**Data records**
********************
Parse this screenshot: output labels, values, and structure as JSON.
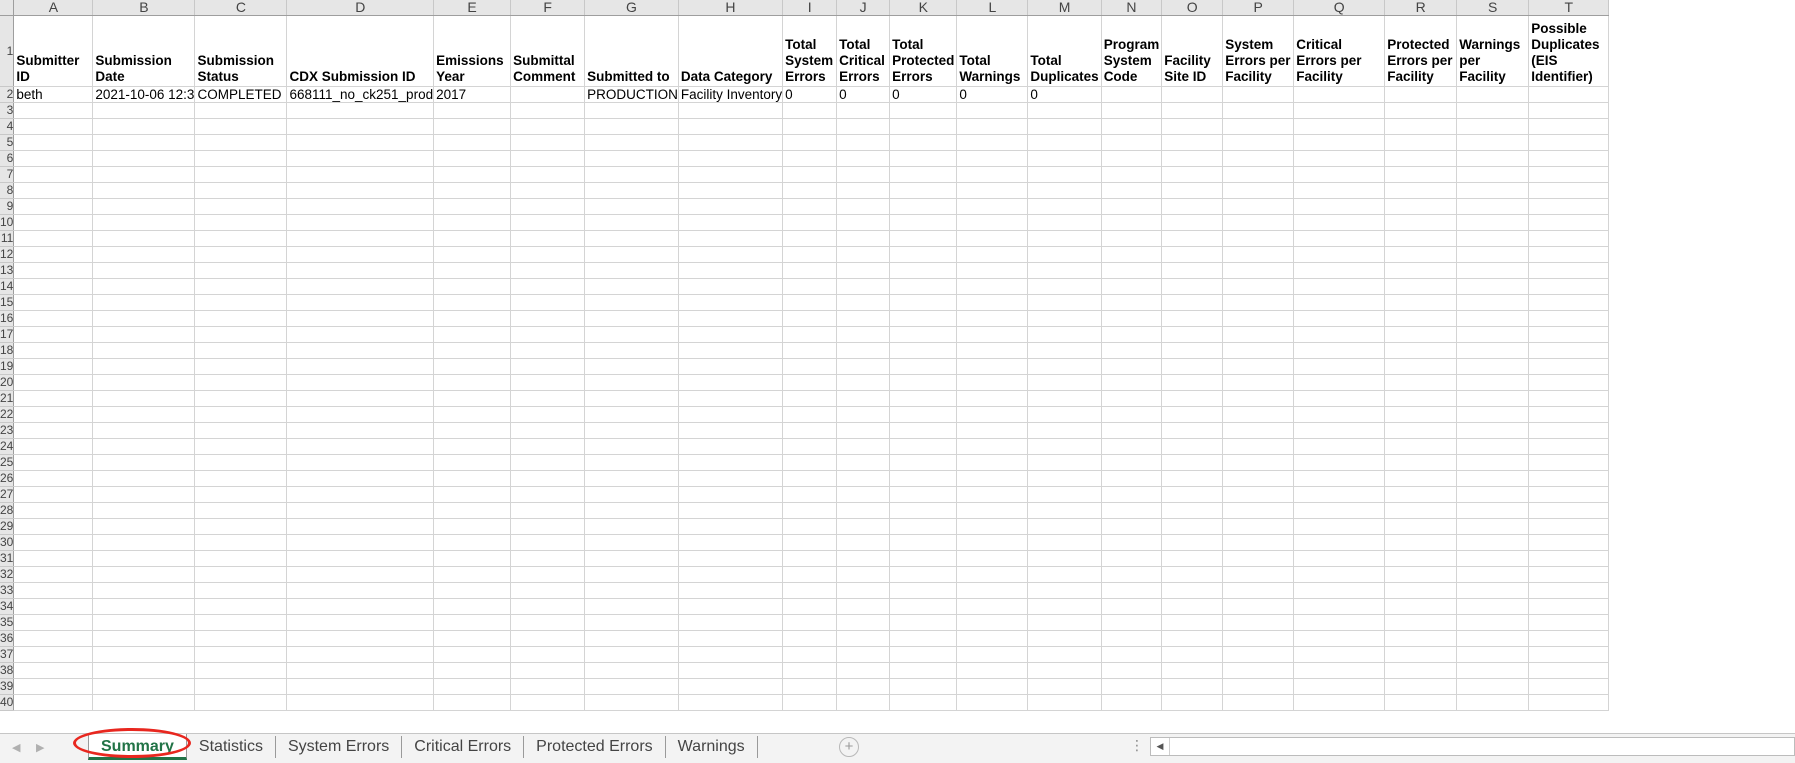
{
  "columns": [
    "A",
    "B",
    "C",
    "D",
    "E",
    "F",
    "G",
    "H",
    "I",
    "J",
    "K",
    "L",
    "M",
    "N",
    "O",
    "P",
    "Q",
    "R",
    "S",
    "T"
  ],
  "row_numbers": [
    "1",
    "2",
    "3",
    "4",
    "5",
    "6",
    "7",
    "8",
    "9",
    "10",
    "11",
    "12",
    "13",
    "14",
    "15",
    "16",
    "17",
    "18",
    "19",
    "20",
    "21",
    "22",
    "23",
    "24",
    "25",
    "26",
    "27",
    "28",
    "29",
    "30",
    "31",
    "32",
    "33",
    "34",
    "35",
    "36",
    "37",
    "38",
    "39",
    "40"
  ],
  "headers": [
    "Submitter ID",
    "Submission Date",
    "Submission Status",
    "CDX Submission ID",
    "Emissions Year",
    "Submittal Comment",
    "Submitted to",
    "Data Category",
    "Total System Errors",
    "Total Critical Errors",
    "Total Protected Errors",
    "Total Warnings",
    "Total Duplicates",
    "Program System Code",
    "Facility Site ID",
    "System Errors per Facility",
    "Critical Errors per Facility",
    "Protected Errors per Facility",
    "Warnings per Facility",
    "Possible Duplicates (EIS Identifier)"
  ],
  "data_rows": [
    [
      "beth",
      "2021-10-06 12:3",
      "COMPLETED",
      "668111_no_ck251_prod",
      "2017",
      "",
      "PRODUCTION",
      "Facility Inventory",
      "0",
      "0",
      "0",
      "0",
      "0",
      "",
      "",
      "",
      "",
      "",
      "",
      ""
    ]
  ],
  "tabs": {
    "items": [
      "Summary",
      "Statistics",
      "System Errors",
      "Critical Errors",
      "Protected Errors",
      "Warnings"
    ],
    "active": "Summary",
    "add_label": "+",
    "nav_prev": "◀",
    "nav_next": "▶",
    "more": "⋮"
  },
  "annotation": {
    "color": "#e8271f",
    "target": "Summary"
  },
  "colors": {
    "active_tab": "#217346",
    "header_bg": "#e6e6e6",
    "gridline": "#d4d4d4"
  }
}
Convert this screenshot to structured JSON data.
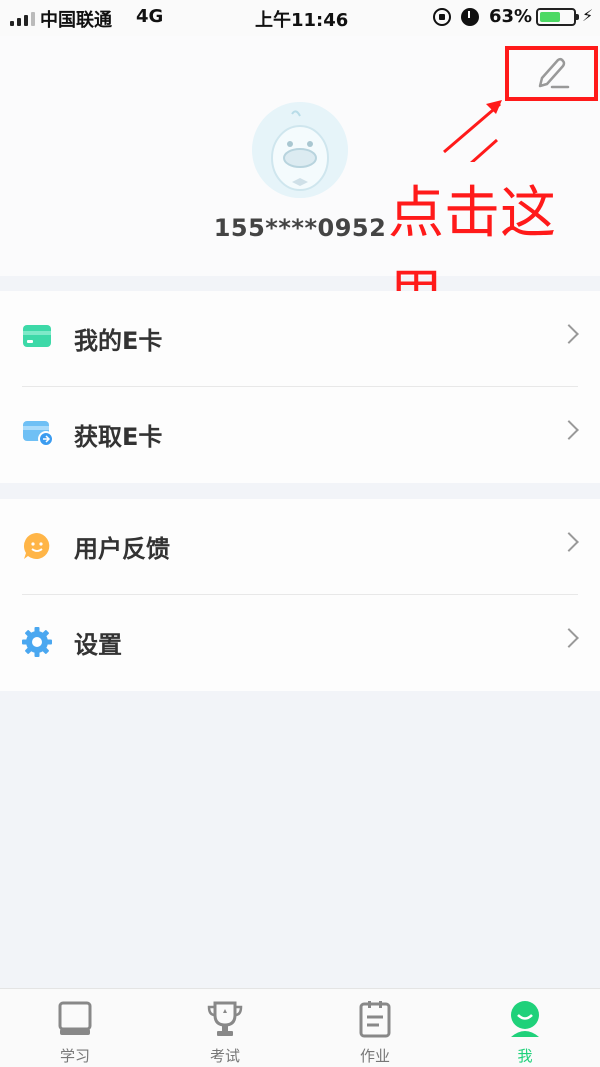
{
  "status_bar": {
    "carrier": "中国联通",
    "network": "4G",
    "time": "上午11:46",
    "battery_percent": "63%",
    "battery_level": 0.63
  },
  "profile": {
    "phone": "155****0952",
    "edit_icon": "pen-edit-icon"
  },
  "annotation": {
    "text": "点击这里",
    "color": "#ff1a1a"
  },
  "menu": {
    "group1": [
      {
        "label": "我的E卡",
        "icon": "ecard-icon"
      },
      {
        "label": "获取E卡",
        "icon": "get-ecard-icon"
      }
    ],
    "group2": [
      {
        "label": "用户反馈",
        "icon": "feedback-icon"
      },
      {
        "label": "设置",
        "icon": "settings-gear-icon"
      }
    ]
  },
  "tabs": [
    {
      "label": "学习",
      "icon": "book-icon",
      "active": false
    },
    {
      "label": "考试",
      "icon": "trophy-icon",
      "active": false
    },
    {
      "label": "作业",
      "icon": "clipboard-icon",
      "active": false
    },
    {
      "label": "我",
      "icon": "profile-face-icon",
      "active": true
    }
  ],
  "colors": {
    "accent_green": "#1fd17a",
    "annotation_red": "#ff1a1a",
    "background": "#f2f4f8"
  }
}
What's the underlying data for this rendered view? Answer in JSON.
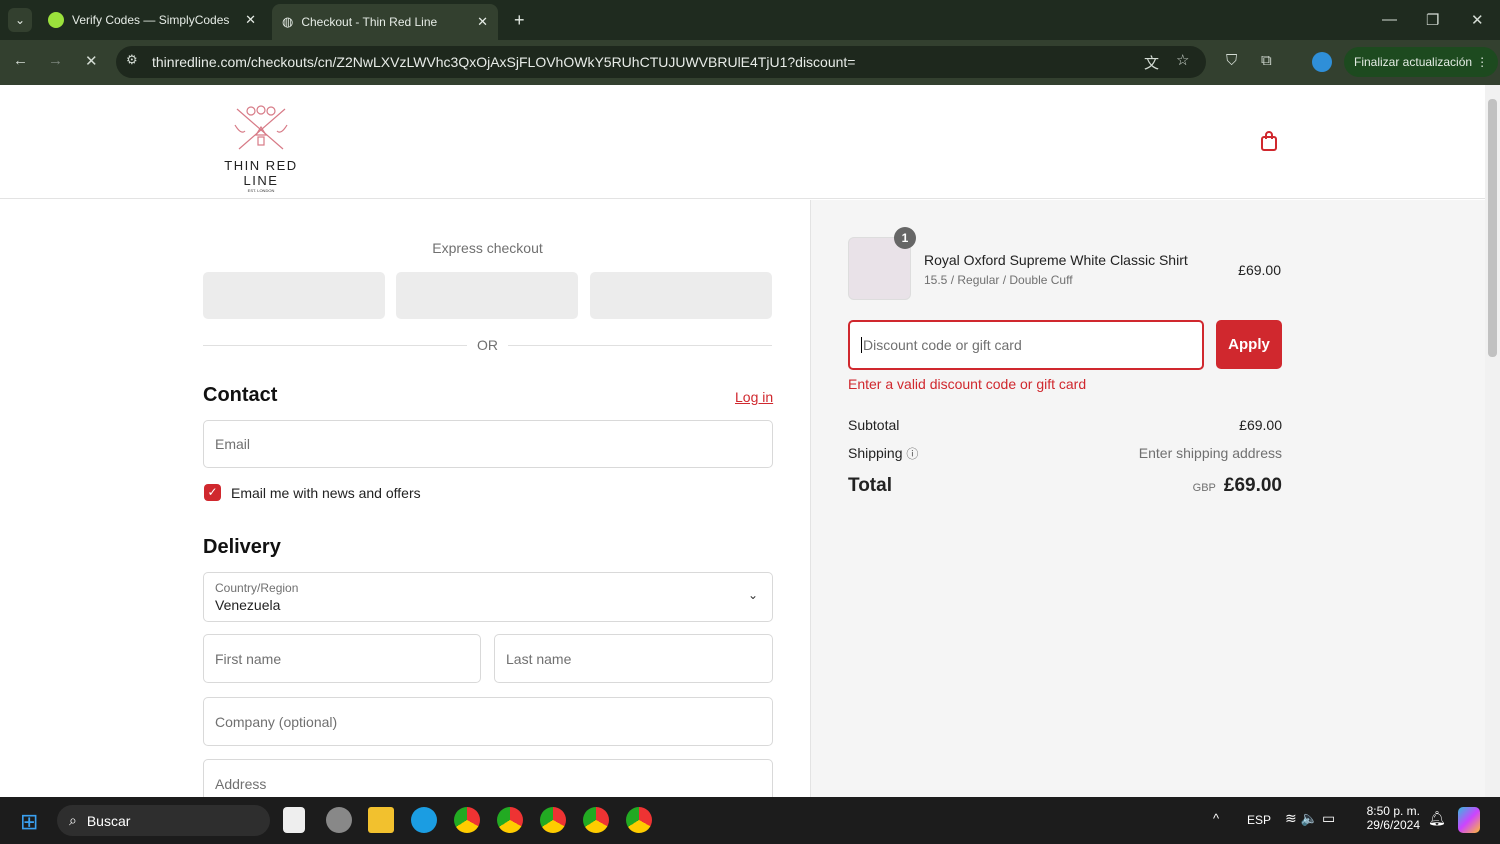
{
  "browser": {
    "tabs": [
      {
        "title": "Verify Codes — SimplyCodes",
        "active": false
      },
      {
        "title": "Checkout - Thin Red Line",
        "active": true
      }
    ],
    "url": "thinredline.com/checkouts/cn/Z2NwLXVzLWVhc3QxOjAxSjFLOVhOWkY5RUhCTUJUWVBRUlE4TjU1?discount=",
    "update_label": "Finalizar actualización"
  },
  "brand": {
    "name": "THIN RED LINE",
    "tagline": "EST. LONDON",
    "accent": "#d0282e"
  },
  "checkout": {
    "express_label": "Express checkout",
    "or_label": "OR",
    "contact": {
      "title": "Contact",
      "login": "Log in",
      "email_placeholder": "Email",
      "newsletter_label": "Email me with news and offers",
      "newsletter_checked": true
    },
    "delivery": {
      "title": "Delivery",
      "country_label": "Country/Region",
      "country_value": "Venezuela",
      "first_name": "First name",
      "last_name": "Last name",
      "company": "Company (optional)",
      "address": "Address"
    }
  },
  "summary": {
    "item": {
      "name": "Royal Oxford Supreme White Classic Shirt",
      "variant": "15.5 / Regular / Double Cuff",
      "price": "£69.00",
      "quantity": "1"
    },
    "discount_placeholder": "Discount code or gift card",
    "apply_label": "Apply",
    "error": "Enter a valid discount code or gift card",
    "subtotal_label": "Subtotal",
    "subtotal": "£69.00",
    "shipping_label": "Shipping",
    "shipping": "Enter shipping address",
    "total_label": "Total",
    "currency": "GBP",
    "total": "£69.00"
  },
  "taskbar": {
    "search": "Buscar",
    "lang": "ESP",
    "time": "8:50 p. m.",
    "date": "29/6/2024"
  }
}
********************
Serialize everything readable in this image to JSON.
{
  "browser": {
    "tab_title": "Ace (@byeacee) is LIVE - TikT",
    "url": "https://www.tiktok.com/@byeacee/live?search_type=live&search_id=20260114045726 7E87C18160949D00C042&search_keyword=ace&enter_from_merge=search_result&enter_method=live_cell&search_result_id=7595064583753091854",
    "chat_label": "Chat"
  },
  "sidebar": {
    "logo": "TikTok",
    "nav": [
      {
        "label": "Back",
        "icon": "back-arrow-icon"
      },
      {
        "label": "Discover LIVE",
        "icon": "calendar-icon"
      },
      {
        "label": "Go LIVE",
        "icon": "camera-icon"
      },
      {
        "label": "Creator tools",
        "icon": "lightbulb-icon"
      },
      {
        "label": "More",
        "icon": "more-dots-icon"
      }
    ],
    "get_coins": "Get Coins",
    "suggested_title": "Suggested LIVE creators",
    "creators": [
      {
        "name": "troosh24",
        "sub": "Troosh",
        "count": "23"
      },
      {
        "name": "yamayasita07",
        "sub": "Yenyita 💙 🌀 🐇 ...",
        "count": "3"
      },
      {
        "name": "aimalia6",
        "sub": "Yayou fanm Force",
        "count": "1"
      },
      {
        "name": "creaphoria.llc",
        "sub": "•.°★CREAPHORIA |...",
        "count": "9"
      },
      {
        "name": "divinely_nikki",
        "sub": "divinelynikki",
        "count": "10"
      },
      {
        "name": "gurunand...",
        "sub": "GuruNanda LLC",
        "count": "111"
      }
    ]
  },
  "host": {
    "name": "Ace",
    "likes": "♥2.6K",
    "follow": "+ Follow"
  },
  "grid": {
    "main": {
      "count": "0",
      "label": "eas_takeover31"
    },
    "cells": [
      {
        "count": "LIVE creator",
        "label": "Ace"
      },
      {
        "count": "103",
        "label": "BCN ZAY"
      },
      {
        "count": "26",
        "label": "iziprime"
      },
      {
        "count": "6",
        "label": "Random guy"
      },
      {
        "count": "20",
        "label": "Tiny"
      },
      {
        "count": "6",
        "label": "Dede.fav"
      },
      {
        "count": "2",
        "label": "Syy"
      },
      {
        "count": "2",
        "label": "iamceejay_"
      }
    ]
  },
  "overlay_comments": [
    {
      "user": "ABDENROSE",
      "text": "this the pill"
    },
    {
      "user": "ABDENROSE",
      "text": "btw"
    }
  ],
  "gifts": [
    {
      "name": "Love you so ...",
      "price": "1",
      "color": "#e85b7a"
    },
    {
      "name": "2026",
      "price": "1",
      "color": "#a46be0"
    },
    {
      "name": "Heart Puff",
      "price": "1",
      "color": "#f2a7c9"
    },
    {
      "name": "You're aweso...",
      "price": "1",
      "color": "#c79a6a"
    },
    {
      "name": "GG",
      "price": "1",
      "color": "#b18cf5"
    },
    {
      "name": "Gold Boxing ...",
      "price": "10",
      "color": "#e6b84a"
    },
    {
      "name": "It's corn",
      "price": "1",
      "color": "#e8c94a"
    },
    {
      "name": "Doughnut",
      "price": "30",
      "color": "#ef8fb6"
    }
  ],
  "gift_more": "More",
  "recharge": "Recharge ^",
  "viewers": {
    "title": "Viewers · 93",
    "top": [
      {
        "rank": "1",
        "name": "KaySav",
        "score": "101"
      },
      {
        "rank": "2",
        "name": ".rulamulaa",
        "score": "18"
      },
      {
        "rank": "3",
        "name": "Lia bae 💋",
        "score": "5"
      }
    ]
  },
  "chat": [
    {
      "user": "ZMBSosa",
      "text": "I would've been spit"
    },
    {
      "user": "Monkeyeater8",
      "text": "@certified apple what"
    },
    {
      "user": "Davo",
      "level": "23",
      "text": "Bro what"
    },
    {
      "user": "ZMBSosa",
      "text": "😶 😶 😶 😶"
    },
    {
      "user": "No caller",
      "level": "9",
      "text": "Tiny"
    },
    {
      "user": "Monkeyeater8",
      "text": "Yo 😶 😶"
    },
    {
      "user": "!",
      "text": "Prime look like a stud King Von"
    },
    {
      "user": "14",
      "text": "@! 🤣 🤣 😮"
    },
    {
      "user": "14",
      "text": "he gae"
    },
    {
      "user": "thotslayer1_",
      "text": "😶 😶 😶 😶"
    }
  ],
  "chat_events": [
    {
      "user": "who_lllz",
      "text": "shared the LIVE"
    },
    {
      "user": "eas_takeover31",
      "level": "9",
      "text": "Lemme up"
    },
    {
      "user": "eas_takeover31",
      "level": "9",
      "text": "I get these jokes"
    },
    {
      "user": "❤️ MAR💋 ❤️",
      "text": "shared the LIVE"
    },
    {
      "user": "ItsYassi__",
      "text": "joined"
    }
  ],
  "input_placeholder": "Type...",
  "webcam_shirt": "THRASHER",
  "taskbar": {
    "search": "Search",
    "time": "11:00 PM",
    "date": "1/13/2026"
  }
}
********************
Find how many lines hold the string "this", and state that number alone.

5